Poursuivez le texte sur l'huile d'argan et l'arganeraie en reprenant juste après sa dernière phrase.

TEXTE SOURCE:
----------
Une fois les amandons libérés, ils sont triés, parfois légèrement torréfiés (pour l'huile alimentaire) ou laissés crus (pour l'huile cosmétique), puis pressés à froid. Il faut environ trente kilogrammes de fruits pour obtenir un litre d'huile. C'est cette rareté, ce temps, ce geste qui donnent à l'huile d'argan son prix et sa densité.
Notre huile d'argan, l'huile Argan Ancestral, provient de la coopérative Soufouss, située au cœur de la plaine du Souss. Une coopérative qui emploie des femmes locales, redistribue la valeur au territoire, et respecte le cahier des charges de l'arganeraie UNESCO.

Ce que l'arganeraie dit de l'huile que nous utilisons
Quand on verse une goutte d'huile d'argan dans le creux de sa main, on tient bien plus qu'un cosmétique. On tient une saison, un paysage, un climat, un geste. On tient une écorce tordue par le vent, une racine descendue à trente mètres, une noix concassée à la pierre. On tient un équilibre écologique préservé par une réserve de biosphère.
C'est cette densité de sens qui distingue une huile d'argan ancrée dans son terroir d'une huile d'argan produite en masse. Le même liquide doré n'est pas la même chose selon qu'il vient d'une plantation intensive ou d'une arganeraie classée. Ce n'est pas une différence de qualité seulement. C'est une différence de nature.
----------
DONNÉES FOURNIES:
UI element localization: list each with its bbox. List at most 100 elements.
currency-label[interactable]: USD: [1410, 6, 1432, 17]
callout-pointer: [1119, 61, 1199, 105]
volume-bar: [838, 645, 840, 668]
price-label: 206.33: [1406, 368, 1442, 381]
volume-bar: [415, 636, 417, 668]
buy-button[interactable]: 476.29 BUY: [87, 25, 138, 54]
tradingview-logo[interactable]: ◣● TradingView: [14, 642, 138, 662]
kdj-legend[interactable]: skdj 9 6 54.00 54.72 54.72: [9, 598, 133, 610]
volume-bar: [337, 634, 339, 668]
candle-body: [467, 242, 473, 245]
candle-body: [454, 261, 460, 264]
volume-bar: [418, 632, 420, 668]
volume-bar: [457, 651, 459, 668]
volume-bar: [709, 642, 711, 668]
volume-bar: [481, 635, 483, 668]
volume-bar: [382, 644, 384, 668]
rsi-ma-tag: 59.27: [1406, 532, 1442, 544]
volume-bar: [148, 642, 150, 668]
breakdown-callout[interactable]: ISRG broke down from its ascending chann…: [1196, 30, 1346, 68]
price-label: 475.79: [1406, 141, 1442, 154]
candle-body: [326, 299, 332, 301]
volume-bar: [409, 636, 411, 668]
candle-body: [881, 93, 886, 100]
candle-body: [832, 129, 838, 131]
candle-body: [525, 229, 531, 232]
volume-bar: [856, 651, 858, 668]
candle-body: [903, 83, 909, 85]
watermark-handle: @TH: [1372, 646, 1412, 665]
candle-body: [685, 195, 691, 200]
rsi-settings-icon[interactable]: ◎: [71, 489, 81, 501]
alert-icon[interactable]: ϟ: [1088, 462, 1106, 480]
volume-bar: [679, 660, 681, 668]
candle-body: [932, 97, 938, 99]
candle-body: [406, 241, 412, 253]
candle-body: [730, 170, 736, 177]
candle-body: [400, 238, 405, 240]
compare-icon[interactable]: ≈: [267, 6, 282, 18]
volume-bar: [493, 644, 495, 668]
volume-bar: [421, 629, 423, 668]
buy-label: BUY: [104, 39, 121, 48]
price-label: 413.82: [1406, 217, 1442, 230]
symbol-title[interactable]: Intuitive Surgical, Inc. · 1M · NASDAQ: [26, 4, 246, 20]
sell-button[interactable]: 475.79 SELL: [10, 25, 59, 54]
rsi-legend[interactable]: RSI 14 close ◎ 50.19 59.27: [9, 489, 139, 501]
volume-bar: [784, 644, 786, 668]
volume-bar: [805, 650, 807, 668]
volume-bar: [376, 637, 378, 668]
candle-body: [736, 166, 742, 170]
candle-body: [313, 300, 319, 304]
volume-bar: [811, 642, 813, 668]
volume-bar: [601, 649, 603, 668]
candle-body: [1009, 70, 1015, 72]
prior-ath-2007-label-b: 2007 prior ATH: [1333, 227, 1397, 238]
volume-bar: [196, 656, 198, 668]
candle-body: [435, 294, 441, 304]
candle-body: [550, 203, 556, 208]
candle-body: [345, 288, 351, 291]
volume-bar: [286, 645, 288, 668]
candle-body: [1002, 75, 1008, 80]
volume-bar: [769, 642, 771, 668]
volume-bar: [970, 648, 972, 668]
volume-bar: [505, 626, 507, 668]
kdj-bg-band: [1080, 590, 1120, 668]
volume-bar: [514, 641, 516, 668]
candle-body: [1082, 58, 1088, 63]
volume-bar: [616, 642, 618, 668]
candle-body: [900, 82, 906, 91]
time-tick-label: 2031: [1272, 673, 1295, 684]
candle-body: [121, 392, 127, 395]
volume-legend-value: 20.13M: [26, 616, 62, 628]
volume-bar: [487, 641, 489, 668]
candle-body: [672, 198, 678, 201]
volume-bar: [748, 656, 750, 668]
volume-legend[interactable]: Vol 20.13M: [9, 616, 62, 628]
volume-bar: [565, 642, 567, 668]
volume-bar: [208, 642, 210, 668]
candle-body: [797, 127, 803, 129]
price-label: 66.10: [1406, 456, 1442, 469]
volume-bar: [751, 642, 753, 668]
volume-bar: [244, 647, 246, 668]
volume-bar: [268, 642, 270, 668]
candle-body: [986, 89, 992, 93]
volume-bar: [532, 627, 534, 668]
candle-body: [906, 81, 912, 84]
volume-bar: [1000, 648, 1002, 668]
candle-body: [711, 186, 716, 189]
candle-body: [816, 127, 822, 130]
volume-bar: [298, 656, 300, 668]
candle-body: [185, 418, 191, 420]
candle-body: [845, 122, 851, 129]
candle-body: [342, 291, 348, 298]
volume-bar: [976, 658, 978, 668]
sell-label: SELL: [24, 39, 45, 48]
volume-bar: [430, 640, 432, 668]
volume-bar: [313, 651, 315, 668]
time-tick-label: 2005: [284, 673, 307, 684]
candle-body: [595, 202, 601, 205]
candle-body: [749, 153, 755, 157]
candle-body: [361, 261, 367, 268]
----------
RÉPONSE ATTENDUE:
Real & Roots sélectionne ses huiles en direct, à la source, auprès de coopératives nommées et localisables. L'Argan Ancestral que nous proposons en flacon ambré de 50 ou 100 millilitres vient de l'arganeraie dont il est question dans cet article. Pour en connaître les usages cosmétiques précis, les gestes sur le visage, les cheveux et le corps, le guide complet de l'huile d'argan est disponible sur le blog.

Questions fréquentes sur l'arganeraie
Où se trouve l'arganeraie du Souss ?
L'arganeraie du Souss s'étend au sud-ouest du Maroc, dans la plaine située entre l'océan Atlantique et l'Anti-Atlas. Elle couvre principalement les provinces d'Agadir, Taroudant, Tiznit et Essaouira. Sa superficie totale est estimée à environ huit cent mille hectares.
Pourquoi l'arganeraie est-elle classée à l'UNESCO ?
L'arganeraie a été reconnue en 1998 comme Réserve de biosphère par l'UNESCO, puis en 2014 les savoir-faire liés à l'arganier ont été inscrits au patrimoine culturel immatériel de l'humanité. Cette double reconnaissance honore à la fois la valeur écologique du paysage (biodiversité, lutte contre la désertification) et la valeur culturelle des pratiques (récolte, concassage, production d'huile).
L'arbre à argan pousse-t-il ailleurs qu'au Maroc ?
À l'état naturel, non. L'arganier, Argania spinosa, est une espèce endémique du sud marocain. Quelques tentatives d'acclimatation ont eu lieu en Israël, en Algérie et en Espagne, avec des résultats limités. L'arbre a besoin d'un équilibre climatique très précis entre humidité océanique et sécheresse continentale qu'on ne retrouve que dans le Souss.
Pourquoi l'huile d'argan est-elle si chère ?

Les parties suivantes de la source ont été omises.